◆ **Document text**:
# Musician price, local vs abroad



## Rv5 (Apr 3, 2014)

I'm wondering if there is a way to secure more work for musicians in the UK that has positive impact on work for musicians.

It is specific to UK as I'm only just familiar with the musicians union and rates in the UK let alone other countries.

This is also specific for orchestral recordings for media/film/trailer/library work.

From what I understand, for under £10,000, a composer in the UK could get an 80piece quality, established orchestra complete with venue, conductor, engineer, librarian and translator for at least a 4-hour session in somewhere like Prague.

But in the UK where union rates are around £150 per player (edited: compared to 80euros/60pounds elsewhere), 80 players would cost £12,000.

Now I don't know what a like-for-like would be regarding player caliber, but let's say for arguments sake we have highly skilled players that charge £110 per session meaning the UK session for players alone would be £8,800. Again using the same line of thinking for venue hire where it's not somewhere like Air Lyndhurst, but a quality hall big enough and suitable for large orchestral recording. For such a location in London, I was quoted approx £3000. This means we're looking at a total of £11,800 for players and venue.

Engineer (with equipment) and conductor hire on top of this would add yet more cost.

Please, those with experience or knowledge give some input on this, but it would seem a lot of work is sent abroad where the quality of musicianship is adequate, but the cost is low.

I'm wondering two main things:

What is the quality of the musicians life in a place like Prague where their pay is so little? Are they being exploited? Or is the work welcome and reflects good pay for the players?

In the UK, is there a way that union rates can reflect a figure to bring more work to UK musicians without exploiting and underpaying players?

Are there any existing articles/debates on this anyone could link to?

Is this an issue or is everything fine? For me, I know a lot of musicians that could use work, but realistically doing a session for anything less than £80 for some of the less-experienced ones is not sustainable. However there does seem an opportunity this kind of work at a lower price would be welcome to augment existing work for musicians.


----------



## Hannes_F (Apr 3, 2014)

I'd like to add an aspect that might perhaps be unusual. I have seen quite some arguments lately about keeping recording work local: Keeping it in LA for Hollywood, keeping it in London for the UK.

All fair and good, and I wish every session musician more work than he / she can do. However please don't forget that films usually earn a considerable amount of their money in foreign countries and the makers expect people worldwide to fund the films by their tickets without feeling any national barriers. So from my point of view it seems to me a bit one-sided to insist on keeping all the work national. Just saying.

The cause why session musicians are panicking in LA and London (with reason) are not the orchestras in Prague or Bratislava. The cause is that they were lured into recording sessions for sample libraries while underestimating the potential of that technology (with other words they were not well informed) and now they sadly suffer the consequences for it. No hypocritical testament of sample developers (and I have seen quite some) can refute this.

◆ **Given entries**:

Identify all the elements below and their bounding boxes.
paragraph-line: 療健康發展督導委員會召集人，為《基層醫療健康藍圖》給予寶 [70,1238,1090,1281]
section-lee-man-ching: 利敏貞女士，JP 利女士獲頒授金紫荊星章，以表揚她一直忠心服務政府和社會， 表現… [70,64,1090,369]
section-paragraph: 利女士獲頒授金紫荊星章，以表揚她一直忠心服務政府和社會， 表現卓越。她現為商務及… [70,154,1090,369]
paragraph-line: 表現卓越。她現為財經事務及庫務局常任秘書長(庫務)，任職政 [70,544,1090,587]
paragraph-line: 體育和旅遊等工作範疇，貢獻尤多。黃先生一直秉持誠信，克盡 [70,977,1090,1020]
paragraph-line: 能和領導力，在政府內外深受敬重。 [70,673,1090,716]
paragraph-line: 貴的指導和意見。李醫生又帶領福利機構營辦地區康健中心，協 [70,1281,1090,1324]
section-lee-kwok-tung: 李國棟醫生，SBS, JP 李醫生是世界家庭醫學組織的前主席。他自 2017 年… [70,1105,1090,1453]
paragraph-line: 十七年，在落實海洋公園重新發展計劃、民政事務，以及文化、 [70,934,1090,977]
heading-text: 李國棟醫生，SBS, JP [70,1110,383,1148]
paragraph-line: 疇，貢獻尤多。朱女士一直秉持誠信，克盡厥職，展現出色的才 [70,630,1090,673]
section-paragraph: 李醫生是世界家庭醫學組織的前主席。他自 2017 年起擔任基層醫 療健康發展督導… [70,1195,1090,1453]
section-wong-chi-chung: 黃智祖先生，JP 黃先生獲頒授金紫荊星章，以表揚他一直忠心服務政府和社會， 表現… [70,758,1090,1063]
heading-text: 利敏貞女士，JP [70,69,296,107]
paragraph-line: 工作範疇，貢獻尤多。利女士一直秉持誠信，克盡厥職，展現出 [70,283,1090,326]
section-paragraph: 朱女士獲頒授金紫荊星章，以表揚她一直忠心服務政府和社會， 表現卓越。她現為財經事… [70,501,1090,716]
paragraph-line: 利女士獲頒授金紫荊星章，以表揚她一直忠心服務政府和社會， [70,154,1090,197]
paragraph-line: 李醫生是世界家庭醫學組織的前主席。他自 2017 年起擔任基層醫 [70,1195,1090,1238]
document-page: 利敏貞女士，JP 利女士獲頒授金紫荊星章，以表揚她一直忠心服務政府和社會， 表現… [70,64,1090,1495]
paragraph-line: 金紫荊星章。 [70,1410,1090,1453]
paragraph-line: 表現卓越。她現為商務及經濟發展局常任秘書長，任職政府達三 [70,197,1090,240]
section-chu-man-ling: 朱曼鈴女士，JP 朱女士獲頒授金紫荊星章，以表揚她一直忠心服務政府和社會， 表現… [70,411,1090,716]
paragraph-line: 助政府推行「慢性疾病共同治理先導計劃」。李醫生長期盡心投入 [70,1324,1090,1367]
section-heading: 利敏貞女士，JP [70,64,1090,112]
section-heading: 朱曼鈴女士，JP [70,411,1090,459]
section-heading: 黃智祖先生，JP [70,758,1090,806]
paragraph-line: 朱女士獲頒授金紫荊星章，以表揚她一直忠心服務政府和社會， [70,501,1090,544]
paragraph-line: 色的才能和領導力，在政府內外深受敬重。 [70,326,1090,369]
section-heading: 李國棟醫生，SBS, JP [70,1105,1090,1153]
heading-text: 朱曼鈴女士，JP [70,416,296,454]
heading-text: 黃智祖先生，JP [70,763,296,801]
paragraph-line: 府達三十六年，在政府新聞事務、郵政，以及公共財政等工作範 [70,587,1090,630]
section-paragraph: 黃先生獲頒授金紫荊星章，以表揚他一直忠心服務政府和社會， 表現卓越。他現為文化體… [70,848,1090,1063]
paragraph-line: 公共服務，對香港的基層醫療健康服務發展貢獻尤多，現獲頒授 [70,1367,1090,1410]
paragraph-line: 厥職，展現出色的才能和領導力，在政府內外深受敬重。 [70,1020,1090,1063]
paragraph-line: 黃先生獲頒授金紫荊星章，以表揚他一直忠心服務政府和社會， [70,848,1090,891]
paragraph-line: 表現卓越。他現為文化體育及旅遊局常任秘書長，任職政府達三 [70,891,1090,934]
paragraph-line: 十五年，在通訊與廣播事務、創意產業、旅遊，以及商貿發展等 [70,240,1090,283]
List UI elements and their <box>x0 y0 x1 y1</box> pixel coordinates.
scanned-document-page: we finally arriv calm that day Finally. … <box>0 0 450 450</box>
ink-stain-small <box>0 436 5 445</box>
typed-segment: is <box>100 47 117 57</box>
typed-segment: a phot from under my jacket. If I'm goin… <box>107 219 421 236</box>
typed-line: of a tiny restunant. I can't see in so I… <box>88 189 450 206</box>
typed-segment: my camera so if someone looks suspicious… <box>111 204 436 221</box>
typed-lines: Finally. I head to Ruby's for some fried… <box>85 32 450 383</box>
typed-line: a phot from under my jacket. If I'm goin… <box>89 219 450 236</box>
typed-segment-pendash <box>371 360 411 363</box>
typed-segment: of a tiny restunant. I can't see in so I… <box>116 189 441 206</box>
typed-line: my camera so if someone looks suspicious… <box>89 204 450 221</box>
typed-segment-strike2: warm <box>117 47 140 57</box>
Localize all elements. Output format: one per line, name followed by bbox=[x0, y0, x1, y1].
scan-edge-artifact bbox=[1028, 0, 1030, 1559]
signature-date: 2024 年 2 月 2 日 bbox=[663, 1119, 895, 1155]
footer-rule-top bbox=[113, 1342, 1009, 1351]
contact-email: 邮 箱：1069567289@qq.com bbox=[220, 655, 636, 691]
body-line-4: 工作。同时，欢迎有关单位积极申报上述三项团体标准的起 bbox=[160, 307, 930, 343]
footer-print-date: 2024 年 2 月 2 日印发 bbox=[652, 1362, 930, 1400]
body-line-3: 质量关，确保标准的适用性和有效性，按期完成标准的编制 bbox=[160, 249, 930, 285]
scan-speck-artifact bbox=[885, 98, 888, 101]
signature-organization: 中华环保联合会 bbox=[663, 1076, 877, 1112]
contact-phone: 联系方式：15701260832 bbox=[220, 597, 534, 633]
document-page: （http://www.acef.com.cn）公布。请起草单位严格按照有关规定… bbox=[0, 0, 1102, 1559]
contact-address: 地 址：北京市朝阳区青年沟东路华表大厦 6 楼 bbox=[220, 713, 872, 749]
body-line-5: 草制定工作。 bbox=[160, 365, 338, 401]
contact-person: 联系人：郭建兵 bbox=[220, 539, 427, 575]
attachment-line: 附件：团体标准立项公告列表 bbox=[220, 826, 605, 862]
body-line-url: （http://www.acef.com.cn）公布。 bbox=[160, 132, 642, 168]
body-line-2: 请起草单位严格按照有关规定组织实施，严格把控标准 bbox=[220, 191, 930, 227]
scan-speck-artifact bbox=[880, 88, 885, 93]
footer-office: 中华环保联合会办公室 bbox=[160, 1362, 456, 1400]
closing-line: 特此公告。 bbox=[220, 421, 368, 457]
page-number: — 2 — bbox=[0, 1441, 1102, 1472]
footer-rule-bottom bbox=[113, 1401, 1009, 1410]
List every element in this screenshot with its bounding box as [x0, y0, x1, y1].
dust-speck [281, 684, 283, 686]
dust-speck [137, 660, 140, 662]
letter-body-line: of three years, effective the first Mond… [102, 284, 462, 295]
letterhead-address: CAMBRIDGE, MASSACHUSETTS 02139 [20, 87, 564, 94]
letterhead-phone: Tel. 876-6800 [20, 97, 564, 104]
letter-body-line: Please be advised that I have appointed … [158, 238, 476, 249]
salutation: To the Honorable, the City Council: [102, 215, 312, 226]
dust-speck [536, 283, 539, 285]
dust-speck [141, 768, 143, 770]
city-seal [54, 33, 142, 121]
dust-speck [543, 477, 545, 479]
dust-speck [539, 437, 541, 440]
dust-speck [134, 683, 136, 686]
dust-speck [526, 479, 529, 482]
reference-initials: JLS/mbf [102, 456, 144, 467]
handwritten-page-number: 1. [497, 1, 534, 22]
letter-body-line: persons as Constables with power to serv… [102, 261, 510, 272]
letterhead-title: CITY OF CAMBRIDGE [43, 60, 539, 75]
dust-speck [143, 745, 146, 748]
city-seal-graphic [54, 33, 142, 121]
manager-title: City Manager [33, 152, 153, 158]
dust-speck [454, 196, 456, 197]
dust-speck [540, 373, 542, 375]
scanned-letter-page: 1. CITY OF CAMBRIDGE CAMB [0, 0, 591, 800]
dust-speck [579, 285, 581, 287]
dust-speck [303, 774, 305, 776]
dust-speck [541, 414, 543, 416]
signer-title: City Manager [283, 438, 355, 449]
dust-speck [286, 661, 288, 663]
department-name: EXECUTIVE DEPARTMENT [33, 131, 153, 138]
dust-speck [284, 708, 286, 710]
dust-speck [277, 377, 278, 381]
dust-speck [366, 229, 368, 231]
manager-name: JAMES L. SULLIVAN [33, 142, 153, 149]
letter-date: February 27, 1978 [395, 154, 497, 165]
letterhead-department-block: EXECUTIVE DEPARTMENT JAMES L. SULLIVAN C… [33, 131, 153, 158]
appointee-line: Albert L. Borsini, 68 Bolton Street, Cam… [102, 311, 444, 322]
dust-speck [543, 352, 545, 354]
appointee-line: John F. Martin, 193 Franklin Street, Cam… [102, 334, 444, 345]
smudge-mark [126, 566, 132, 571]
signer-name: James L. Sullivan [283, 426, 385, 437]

◆ **Things to do**:
**A)** Condense the paragraph in the thread on musician pricing that begins "Now I don't know what a like-for-like would be" into a short bulleted list that keeps its main figures.
**B)** Return every line of the records that contains the string "EXECUTIVE".

◆ **Outputs by task**:
**A)**
- Assumed rate for highly skilled UK players: £110 per session, so £8,800 for the players alone.
- Venue: a quality London hall suited to large orchestral recording, though not one like Air Lyndhurst, quoted at approximately £3,000.
- Total for players and venue: £11,800.

**B)**
department-name: EXECUTIVE DEPARTMENT [33, 131, 153, 138]
letterhead-department-block: EXECUTIVE DEPARTMENT JAMES L. SULLIVAN C… [33, 131, 153, 158]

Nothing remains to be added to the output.